Aim: Return all entries precisely as they stand, without the images.

Rows:
_____
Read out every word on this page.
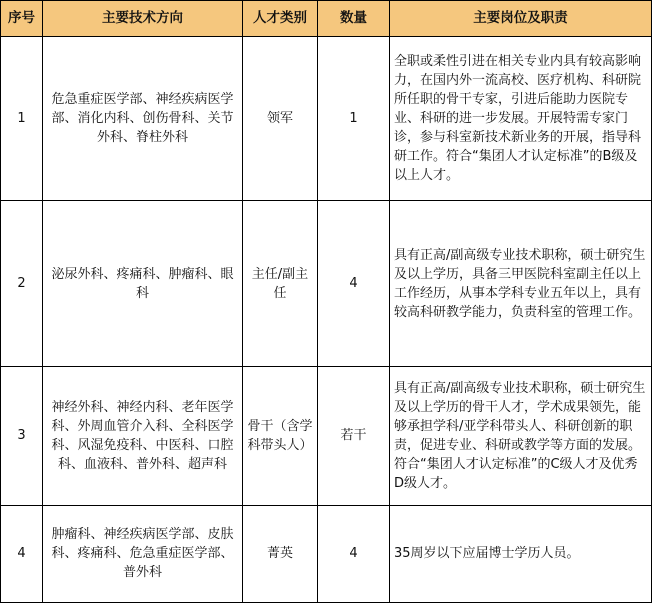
序号	主要技术方向	人才类别	数量	主要岗位及职责
1	危急重症医学部、神经疾病医学部、消化内科、创伤骨科、关节外科、脊柱外科	领军	1	全职或柔性引进在相关专业内具有较高影响力，在国内外一流高校、医疗机构、科研院所任职的骨干专家，引进后能助力医院专业、科研的进一步发展。开展特需专家门诊，参与科室新技术新业务的开展，指导科研工作。符合“集团人才认定标准”的B级及以上人才。
2	泌尿外科、疼痛科、肿瘤科、眼科	主任/副主任	4	具有正高/副高级专业技术职称，硕士研究生及以上学历，具备三甲医院科室副主任以上工作经历，从事本学科专业五年以上，具有较高科研教学能力，负责科室的管理工作。
3	神经外科、神经内科、老年医学科、外周血管介入科、全科医学科、风湿免疫科、中医科、口腔科、血液科、普外科、超声科	骨干（含学科带头人）	若干	具有正高/副高级专业技术职称，硕士研究生及以上学历的骨干人才，学术成果领先，能够承担学科/亚学科带头人、科研创新的职责，促进专业、科研或教学等方面的发展。符合“集团人才认定标准”的C级人才及优秀D级人才。
4	肿瘤科、神经疾病医学部、皮肤科、疼痛科、危急重症医学部、普外科	菁英	4	35周岁以下应届博士学历人员。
_____
Output for this exercise:
Read out every word on this page.
序号	主要技术方向	人才类别	数量	主要岗位及职责
1	危急重症医学部、神经疾病医学部、消化内科、创伤骨科、关节外科、脊柱外科	领军	1	全职或柔性引进在相关专业内具有较高影响力，在国内外一流高校、医疗机构、科研院所任职的骨干专家，引进后能助力医院专业、科研的进一步发展。开展特需专家门诊，参与科室新技术新业务的开展，指导科研工作。符合“集团人才认定标准”的B级及以上人才。
2	泌尿外科、疼痛科、肿瘤科、眼科	主任/副主任	4	具有正高/副高级专业技术职称，硕士研究生及以上学历，具备三甲医院科室副主任以上工作经历，从事本学科专业五年以上，具有较高科研教学能力，负责科室的管理工作。
3	神经外科、神经内科、老年医学科、外周血管介入科、全科医学科、风湿免疫科、中医科、口腔科、血液科、普外科、超声科	骨干（含学科带头人）	若干	具有正高/副高级专业技术职称，硕士研究生及以上学历的骨干人才，学术成果领先，能够承担学科/亚学科带头人、科研创新的职责，促进专业、科研或教学等方面的发展。符合“集团人才认定标准”的C级人才及优秀D级人才。
4	肿瘤科、神经疾病医学部、皮肤科、疼痛科、危急重症医学部、普外科	菁英	4	35周岁以下应届博士学历人员。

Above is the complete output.